_Given exercise:_
Report the count of lines below in which the string "interest" occurs; include nothing else.

_Exercise materials:_

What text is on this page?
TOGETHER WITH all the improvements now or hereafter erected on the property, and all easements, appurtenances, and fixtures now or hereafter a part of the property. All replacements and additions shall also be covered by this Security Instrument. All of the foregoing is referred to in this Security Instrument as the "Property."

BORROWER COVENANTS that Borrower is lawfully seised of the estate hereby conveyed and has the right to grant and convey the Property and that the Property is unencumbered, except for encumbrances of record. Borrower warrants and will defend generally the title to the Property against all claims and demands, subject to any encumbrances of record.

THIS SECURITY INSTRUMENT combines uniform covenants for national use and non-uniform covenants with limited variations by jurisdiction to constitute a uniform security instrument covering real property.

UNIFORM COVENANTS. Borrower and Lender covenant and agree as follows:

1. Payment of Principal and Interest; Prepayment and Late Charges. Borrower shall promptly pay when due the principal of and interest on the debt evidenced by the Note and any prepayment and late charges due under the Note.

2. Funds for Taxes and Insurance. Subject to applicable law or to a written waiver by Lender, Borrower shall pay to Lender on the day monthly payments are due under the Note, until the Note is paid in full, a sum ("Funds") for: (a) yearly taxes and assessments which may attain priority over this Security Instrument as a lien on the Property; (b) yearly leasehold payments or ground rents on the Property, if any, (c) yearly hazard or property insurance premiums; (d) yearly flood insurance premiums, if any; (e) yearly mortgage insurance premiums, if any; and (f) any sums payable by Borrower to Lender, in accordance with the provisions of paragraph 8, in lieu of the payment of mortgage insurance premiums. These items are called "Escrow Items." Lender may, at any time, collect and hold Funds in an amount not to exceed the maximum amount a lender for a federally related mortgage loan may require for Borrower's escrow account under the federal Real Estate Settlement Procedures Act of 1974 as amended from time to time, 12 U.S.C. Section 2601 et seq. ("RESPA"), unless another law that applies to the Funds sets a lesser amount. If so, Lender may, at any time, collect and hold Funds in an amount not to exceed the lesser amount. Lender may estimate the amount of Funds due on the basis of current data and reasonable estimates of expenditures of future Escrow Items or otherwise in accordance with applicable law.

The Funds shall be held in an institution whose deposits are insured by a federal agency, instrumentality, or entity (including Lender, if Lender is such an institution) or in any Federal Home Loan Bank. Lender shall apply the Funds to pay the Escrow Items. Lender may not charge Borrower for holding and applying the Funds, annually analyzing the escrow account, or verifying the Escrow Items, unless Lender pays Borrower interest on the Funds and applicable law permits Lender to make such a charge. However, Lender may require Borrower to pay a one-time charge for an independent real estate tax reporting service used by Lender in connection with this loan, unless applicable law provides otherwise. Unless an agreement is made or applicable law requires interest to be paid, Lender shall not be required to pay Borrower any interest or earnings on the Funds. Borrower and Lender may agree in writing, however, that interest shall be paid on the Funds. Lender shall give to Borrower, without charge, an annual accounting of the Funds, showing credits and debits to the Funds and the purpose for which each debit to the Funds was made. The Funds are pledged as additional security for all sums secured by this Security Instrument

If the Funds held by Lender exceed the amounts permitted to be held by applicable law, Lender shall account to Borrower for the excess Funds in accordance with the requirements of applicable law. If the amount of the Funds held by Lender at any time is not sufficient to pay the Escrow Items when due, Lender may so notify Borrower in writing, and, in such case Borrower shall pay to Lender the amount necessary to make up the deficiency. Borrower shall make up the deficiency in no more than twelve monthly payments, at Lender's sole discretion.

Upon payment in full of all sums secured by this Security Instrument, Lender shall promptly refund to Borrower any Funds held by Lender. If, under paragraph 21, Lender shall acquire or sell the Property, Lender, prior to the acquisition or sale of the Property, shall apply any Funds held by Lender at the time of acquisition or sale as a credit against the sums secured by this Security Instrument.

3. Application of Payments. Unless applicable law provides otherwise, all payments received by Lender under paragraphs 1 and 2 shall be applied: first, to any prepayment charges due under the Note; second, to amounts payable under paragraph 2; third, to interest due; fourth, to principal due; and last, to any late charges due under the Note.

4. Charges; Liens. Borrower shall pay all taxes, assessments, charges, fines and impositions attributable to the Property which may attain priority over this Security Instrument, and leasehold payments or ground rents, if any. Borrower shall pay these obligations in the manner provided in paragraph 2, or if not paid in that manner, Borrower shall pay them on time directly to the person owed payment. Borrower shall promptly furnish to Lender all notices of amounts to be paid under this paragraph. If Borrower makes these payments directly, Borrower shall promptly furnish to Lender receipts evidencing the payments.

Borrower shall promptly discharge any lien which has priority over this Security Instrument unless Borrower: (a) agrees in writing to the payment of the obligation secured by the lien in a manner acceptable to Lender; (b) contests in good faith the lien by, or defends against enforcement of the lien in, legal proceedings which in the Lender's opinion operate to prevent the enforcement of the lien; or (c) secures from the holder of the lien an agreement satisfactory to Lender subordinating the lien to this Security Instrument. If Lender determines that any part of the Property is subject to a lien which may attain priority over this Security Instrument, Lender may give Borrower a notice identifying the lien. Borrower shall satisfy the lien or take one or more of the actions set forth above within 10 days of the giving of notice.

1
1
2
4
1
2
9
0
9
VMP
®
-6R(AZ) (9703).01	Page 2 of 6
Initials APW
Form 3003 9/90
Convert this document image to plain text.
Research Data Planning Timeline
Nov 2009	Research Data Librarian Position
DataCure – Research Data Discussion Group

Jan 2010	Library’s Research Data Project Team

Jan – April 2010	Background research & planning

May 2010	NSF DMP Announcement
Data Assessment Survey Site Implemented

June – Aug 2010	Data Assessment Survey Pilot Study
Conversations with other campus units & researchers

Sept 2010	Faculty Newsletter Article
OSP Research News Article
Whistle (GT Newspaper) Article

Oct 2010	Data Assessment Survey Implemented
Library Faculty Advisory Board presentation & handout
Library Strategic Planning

_Solution to this problem:_
3